**WHAT YOU ARE ASKED TO DO:**
Give every line of the material again, exactly as written.

**EXCERPTED RECORDS:**
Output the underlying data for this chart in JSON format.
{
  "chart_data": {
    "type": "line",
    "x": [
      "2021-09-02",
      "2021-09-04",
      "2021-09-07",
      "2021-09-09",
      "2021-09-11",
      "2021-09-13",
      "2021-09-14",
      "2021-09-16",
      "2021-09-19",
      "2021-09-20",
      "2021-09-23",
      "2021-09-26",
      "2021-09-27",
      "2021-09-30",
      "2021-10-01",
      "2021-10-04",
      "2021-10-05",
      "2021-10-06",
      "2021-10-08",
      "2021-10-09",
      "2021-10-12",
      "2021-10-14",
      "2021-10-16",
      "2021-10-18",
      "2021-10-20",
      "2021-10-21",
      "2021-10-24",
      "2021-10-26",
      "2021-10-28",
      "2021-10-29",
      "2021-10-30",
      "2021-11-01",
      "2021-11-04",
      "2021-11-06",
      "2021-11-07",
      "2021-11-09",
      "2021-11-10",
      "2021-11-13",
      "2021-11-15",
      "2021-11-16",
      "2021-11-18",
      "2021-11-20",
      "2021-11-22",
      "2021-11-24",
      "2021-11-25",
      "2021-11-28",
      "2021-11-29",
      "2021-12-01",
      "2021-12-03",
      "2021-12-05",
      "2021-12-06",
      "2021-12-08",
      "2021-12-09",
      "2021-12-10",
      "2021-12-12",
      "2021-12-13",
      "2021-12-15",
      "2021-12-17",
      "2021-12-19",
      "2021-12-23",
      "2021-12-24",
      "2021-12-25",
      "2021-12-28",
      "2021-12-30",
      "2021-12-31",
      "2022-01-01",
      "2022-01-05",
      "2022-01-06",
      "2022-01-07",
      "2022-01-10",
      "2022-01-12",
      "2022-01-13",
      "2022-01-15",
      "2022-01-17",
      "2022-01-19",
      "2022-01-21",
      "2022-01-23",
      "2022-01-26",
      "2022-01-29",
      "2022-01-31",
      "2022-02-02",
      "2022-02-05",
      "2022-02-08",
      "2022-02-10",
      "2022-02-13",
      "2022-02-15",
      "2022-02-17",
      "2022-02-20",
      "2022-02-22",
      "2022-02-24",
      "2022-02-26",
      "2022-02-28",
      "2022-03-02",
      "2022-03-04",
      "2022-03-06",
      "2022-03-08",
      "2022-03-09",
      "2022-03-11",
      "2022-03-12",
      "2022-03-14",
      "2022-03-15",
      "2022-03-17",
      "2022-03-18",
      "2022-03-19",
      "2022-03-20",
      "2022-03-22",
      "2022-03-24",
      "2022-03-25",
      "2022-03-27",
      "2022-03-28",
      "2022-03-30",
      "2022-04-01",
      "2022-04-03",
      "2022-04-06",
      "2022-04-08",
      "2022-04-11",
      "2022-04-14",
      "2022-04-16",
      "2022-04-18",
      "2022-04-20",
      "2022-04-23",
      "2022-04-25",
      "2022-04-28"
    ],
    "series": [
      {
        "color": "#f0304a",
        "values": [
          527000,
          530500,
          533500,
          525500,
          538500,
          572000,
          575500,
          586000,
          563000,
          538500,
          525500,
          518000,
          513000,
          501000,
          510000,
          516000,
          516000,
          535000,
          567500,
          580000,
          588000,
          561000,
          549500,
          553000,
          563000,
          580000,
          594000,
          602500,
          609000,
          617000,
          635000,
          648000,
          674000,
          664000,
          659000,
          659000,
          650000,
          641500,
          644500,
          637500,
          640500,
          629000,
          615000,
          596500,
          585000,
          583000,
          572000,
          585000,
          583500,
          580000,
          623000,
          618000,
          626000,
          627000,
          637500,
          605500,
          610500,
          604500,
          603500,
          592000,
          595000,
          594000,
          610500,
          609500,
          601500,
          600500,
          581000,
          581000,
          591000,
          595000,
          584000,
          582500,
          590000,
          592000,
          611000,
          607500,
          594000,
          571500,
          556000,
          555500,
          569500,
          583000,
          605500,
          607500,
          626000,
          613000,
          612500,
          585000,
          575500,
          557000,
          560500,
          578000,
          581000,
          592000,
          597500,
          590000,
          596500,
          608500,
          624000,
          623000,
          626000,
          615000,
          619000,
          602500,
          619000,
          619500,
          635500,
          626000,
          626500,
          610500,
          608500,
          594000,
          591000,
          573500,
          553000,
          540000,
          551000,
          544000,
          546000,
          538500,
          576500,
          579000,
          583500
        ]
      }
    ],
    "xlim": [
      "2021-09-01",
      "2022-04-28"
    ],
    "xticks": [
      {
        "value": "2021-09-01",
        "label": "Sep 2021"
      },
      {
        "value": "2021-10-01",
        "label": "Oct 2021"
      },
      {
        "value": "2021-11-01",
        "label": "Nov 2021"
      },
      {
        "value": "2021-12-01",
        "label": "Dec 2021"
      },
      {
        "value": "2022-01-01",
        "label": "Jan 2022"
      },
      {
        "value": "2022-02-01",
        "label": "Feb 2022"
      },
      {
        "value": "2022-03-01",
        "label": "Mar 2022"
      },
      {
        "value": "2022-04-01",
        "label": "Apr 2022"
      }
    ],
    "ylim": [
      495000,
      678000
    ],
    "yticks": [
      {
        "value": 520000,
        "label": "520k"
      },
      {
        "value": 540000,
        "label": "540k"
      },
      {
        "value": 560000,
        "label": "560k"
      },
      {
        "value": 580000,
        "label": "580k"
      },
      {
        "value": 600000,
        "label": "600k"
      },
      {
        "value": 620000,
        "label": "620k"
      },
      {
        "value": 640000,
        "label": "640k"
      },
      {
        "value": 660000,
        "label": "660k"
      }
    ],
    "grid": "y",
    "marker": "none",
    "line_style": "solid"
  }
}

**FULL ANSWER:**
Output the underlying data for this chart in JSON format.
{
  "chart_data": {
    "type": "line",
    "x": [
      "2021-09-02",
      "2021-09-04",
      "2021-09-07",
      "2021-09-09",
      "2021-09-11",
      "2021-09-13",
      "2021-09-14",
      "2021-09-16",
      "2021-09-19",
      "2021-09-20",
      "2021-09-23",
      "2021-09-26",
      "2021-09-27",
      "2021-09-30",
      "2021-10-01",
      "2021-10-04",
      "2021-10-05",
      "2021-10-06",
      "2021-10-08",
      "2021-10-09",
      "2021-10-12",
      "2021-10-14",
      "2021-10-16",
      "2021-10-18",
      "2021-10-20",
      "2021-10-21",
      "2021-10-24",
      "2021-10-26",
      "2021-10-28",
      "2021-10-29",
      "2021-10-30",
      "2021-11-01",
      "2021-11-04",
      "2021-11-06",
      "2021-11-07",
      "2021-11-09",
      "2021-11-10",
      "2021-11-13",
      "2021-11-15",
      "2021-11-16",
      "2021-11-18",
      "2021-11-20",
      "2021-11-22",
      "2021-11-24",
      "2021-11-25",
      "2021-11-28",
      "2021-11-29",
      "2021-12-01",
      "2021-12-03",
      "2021-12-05",
      "2021-12-06",
      "2021-12-08",
      "2021-12-09",
      "2021-12-10",
      "2021-12-12",
      "2021-12-13",
      "2021-12-15",
      "2021-12-17",
      "2021-12-19",
      "2021-12-23",
      "2021-12-24",
      "2021-12-25",
      "2021-12-28",
      "2021-12-30",
      "2021-12-31",
      "2022-01-01",
      "2022-01-05",
      "2022-01-06",
      "2022-01-07",
      "2022-01-10",
      "2022-01-12",
      "2022-01-13",
      "2022-01-15",
      "2022-01-17",
      "2022-01-19",
      "2022-01-21",
      "2022-01-23",
      "2022-01-26",
      "2022-01-29",
      "2022-01-31",
      "2022-02-02",
      "2022-02-05",
      "2022-02-08",
      "2022-02-10",
      "2022-02-13",
      "2022-02-15",
      "2022-02-17",
      "2022-02-20",
      "2022-02-22",
      "2022-02-24",
      "2022-02-26",
      "2022-02-28",
      "2022-03-02",
      "2022-03-04",
      "2022-03-06",
      "2022-03-08",
      "2022-03-09",
      "2022-03-11",
      "2022-03-12",
      "2022-03-14",
      "2022-03-15",
      "2022-03-17",
      "2022-03-18",
      "2022-03-19",
      "2022-03-20",
      "2022-03-22",
      "2022-03-24",
      "2022-03-25",
      "2022-03-27",
      "2022-03-28",
      "2022-03-30",
      "2022-04-01",
      "2022-04-03",
      "2022-04-06",
      "2022-04-08",
      "2022-04-11",
      "2022-04-14",
      "2022-04-16",
      "2022-04-18",
      "2022-04-20",
      "2022-04-23",
      "2022-04-25",
      "2022-04-28"
    ],
    "series": [
      {
        "color": "#f0304a",
        "values": [
          527000,
          530500,
          533500,
          525500,
          538500,
          572000,
          575500,
          586000,
          563000,
          538500,
          525500,
          518000,
          513000,
          501000,
          510000,
          516000,
          516000,
          535000,
          567500,
          580000,
          588000,
          561000,
          549500,
          553000,
          563000,
          580000,
          594000,
          602500,
          609000,
          617000,
          635000,
          648000,
          674000,
          664000,
          659000,
          659000,
          650000,
          641500,
          644500,
          637500,
          640500,
          629000,
          615000,
          596500,
          585000,
          583000,
          572000,
          585000,
          583500,
          580000,
          623000,
          618000,
          626000,
          627000,
          637500,
          605500,
          610500,
          604500,
          603500,
          592000,
          595000,
          594000,
          610500,
          609500,
          601500,
          600500,
          581000,
          581000,
          591000,
          595000,
          584000,
          582500,
          590000,
          592000,
          611000,
          607500,
          594000,
          571500,
          556000,
          555500,
          569500,
          583000,
          605500,
          607500,
          626000,
          613000,
          612500,
          585000,
          575500,
          557000,
          560500,
          578000,
          581000,
          592000,
          597500,
          590000,
          596500,
          608500,
          624000,
          623000,
          626000,
          615000,
          619000,
          602500,
          619000,
          619500,
          635500,
          626000,
          626500,
          610500,
          608500,
          594000,
          591000,
          573500,
          553000,
          540000,
          551000,
          544000,
          546000,
          538500,
          576500,
          579000,
          583500
        ]
      }
    ],
    "xlim": [
      "2021-09-01",
      "2022-04-28"
    ],
    "xticks": [
      {
        "value": "2021-09-01",
        "label": "Sep 2021"
      },
      {
        "value": "2021-10-01",
        "label": "Oct 2021"
      },
      {
        "value": "2021-11-01",
        "label": "Nov 2021"
      },
      {
        "value": "2021-12-01",
        "label": "Dec 2021"
      },
      {
        "value": "2022-01-01",
        "label": "Jan 2022"
      },
      {
        "value": "2022-02-01",
        "label": "Feb 2022"
      },
      {
        "value": "2022-03-01",
        "label": "Mar 2022"
      },
      {
        "value": "2022-04-01",
        "label": "Apr 2022"
      }
    ],
    "ylim": [
      495000,
      678000
    ],
    "yticks": [
      {
        "value": 520000,
        "label": "520k"
      },
      {
        "value": 540000,
        "label": "540k"
      },
      {
        "value": 560000,
        "label": "560k"
      },
      {
        "value": 580000,
        "label": "580k"
      },
      {
        "value": 600000,
        "label": "600k"
      },
      {
        "value": 620000,
        "label": "620k"
      },
      {
        "value": 640000,
        "label": "640k"
      },
      {
        "value": 660000,
        "label": "660k"
      }
    ],
    "grid": "y",
    "marker": "none",
    "line_style": "solid"
  }
}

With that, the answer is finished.